(Stored dataset items)
>> START

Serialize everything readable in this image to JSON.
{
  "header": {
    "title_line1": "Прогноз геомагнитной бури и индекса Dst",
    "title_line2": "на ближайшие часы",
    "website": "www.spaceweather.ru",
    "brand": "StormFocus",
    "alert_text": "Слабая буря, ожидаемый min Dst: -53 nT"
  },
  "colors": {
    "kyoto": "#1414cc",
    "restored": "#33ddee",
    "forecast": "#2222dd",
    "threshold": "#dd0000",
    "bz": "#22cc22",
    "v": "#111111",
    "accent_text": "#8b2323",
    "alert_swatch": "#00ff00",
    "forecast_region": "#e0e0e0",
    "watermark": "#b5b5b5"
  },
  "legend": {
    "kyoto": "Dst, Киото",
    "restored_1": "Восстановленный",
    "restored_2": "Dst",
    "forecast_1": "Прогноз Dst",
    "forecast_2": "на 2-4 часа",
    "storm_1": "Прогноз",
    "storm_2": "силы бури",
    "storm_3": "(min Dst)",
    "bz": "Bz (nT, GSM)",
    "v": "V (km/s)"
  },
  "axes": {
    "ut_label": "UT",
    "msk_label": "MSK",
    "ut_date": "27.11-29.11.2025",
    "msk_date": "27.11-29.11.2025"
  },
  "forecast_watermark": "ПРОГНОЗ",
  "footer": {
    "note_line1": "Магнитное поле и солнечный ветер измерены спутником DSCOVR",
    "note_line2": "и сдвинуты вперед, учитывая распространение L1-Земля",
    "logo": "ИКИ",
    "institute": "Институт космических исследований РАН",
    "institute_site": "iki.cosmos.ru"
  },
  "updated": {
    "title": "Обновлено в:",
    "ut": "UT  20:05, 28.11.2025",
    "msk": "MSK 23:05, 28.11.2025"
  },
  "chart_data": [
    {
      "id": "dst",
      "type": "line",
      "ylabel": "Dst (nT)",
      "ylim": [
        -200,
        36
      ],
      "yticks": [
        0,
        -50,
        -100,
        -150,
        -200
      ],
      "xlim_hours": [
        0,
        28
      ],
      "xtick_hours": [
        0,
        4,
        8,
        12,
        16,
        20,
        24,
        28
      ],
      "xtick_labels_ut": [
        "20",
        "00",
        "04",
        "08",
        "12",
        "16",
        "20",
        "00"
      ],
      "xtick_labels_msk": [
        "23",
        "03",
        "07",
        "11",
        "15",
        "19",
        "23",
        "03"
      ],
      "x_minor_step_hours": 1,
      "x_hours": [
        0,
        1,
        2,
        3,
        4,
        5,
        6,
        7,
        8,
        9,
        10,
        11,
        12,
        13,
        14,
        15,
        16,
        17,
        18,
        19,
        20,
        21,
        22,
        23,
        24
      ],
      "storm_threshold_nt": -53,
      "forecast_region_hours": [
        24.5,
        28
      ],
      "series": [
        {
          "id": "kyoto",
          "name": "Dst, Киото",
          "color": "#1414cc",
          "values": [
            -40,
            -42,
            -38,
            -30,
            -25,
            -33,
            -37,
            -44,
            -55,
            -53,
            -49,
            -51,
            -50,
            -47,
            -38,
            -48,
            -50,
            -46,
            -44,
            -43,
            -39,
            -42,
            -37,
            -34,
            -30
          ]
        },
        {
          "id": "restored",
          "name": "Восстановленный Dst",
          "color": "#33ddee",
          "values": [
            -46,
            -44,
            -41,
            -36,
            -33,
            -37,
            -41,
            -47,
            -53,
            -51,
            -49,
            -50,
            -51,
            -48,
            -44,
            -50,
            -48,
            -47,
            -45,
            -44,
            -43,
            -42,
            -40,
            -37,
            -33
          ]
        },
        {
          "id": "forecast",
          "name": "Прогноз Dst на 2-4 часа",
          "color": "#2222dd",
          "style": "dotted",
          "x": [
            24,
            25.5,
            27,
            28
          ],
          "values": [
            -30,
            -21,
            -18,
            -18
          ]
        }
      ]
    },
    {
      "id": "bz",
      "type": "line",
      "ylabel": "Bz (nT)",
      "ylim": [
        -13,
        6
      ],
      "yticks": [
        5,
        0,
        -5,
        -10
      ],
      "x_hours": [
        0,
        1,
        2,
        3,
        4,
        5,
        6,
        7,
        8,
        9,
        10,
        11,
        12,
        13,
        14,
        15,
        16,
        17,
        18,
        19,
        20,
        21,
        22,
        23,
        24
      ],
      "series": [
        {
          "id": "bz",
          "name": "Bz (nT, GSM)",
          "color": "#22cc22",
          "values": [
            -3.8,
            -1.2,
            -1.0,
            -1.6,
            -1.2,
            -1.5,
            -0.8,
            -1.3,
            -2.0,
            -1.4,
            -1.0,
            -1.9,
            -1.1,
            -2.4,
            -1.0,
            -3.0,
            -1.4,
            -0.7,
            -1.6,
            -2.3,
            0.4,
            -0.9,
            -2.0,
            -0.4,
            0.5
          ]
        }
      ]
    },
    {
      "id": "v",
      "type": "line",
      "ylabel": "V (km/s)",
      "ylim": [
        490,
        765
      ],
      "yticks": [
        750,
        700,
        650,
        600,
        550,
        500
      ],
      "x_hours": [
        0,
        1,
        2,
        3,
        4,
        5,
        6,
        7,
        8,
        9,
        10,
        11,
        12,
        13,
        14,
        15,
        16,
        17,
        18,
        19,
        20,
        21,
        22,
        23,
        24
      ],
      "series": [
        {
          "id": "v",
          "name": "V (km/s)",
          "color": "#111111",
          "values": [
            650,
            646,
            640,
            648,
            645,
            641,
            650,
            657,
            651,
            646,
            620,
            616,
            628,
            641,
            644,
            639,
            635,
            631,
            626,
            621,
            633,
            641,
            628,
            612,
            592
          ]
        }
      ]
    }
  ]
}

>> END

* [What is required]:
Retype the data exactly as given.

* [In response]:
Serialize everything readable in this image to JSON.
{
  "header": {
    "title_line1": "Прогноз геомагнитной бури и индекса Dst",
    "title_line2": "на ближайшие часы",
    "website": "www.spaceweather.ru",
    "brand": "StormFocus",
    "alert_text": "Слабая буря, ожидаемый min Dst: -53 nT"
  },
  "colors": {
    "kyoto": "#1414cc",
    "restored": "#33ddee",
    "forecast": "#2222dd",
    "threshold": "#dd0000",
    "bz": "#22cc22",
    "v": "#111111",
    "accent_text": "#8b2323",
    "alert_swatch": "#00ff00",
    "forecast_region": "#e0e0e0",
    "watermark": "#b5b5b5"
  },
  "legend": {
    "kyoto": "Dst, Киото",
    "restored_1": "Восстановленный",
    "restored_2": "Dst",
    "forecast_1": "Прогноз Dst",
    "forecast_2": "на 2-4 часа",
    "storm_1": "Прогноз",
    "storm_2": "силы бури",
    "storm_3": "(min Dst)",
    "bz": "Bz (nT, GSM)",
    "v": "V (km/s)"
  },
  "axes": {
    "ut_label": "UT",
    "msk_label": "MSK",
    "ut_date": "27.11-29.11.2025",
    "msk_date": "27.11-29.11.2025"
  },
  "forecast_watermark": "ПРОГНОЗ",
  "footer": {
    "note_line1": "Магнитное поле и солнечный ветер измерены спутником DSCOVR",
    "note_line2": "и сдвинуты вперед, учитывая распространение L1-Земля",
    "logo": "ИКИ",
    "institute": "Институт космических исследований РАН",
    "institute_site": "iki.cosmos.ru"
  },
  "updated": {
    "title": "Обновлено в:",
    "ut": "UT  20:05, 28.11.2025",
    "msk": "MSK 23:05, 28.11.2025"
  },
  "chart_data": [
    {
      "id": "dst",
      "type": "line",
      "ylabel": "Dst (nT)",
      "ylim": [
        -200,
        36
      ],
      "yticks": [
        0,
        -50,
        -100,
        -150,
        -200
      ],
      "xlim_hours": [
        0,
        28
      ],
      "xtick_hours": [
        0,
        4,
        8,
        12,
        16,
        20,
        24,
        28
      ],
      "xtick_labels_ut": [
        "20",
        "00",
        "04",
        "08",
        "12",
        "16",
        "20",
        "00"
      ],
      "xtick_labels_msk": [
        "23",
        "03",
        "07",
        "11",
        "15",
        "19",
        "23",
        "03"
      ],
      "x_minor_step_hours": 1,
      "x_hours": [
        0,
        1,
        2,
        3,
        4,
        5,
        6,
        7,
        8,
        9,
        10,
        11,
        12,
        13,
        14,
        15,
        16,
        17,
        18,
        19,
        20,
        21,
        22,
        23,
        24
      ],
      "storm_threshold_nt": -53,
      "forecast_region_hours": [
        24.5,
        28
      ],
      "series": [
        {
          "id": "kyoto",
          "name": "Dst, Киото",
          "color": "#1414cc",
          "values": [
            -40,
            -42,
            -38,
            -30,
            -25,
            -33,
            -37,
            -44,
            -55,
            -53,
            -49,
            -51,
            -50,
            -47,
            -38,
            -48,
            -50,
            -46,
            -44,
            -43,
            -39,
            -42,
            -37,
            -34,
            -30
          ]
        },
        {
          "id": "restored",
          "name": "Восстановленный Dst",
          "color": "#33ddee",
          "values": [
            -46,
            -44,
            -41,
            -36,
            -33,
            -37,
            -41,
            -47,
            -53,
            -51,
            -49,
            -50,
            -51,
            -48,
            -44,
            -50,
            -48,
            -47,
            -45,
            -44,
            -43,
            -42,
            -40,
            -37,
            -33
          ]
        },
        {
          "id": "forecast",
          "name": "Прогноз Dst на 2-4 часа",
          "color": "#2222dd",
          "style": "dotted",
          "x": [
            24,
            25.5,
            27,
            28
          ],
          "values": [
            -30,
            -21,
            -18,
            -18
          ]
        }
      ]
    },
    {
      "id": "bz",
      "type": "line",
      "ylabel": "Bz (nT)",
      "ylim": [
        -13,
        6
      ],
      "yticks": [
        5,
        0,
        -5,
        -10
      ],
      "x_hours": [
        0,
        1,
        2,
        3,
        4,
        5,
        6,
        7,
        8,
        9,
        10,
        11,
        12,
        13,
        14,
        15,
        16,
        17,
        18,
        19,
        20,
        21,
        22,
        23,
        24
      ],
      "series": [
        {
          "id": "bz",
          "name": "Bz (nT, GSM)",
          "color": "#22cc22",
          "values": [
            -3.8,
            -1.2,
            -1.0,
            -1.6,
            -1.2,
            -1.5,
            -0.8,
            -1.3,
            -2.0,
            -1.4,
            -1.0,
            -1.9,
            -1.1,
            -2.4,
            -1.0,
            -3.0,
            -1.4,
            -0.7,
            -1.6,
            -2.3,
            0.4,
            -0.9,
            -2.0,
            -0.4,
            0.5
          ]
        }
      ]
    },
    {
      "id": "v",
      "type": "line",
      "ylabel": "V (km/s)",
      "ylim": [
        490,
        765
      ],
      "yticks": [
        750,
        700,
        650,
        600,
        550,
        500
      ],
      "x_hours": [
        0,
        1,
        2,
        3,
        4,
        5,
        6,
        7,
        8,
        9,
        10,
        11,
        12,
        13,
        14,
        15,
        16,
        17,
        18,
        19,
        20,
        21,
        22,
        23,
        24
      ],
      "series": [
        {
          "id": "v",
          "name": "V (km/s)",
          "color": "#111111",
          "values": [
            650,
            646,
            640,
            648,
            645,
            641,
            650,
            657,
            651,
            646,
            620,
            616,
            628,
            641,
            644,
            639,
            635,
            631,
            626,
            621,
            633,
            641,
            628,
            612,
            592
          ]
        }
      ]
    }
  ]
}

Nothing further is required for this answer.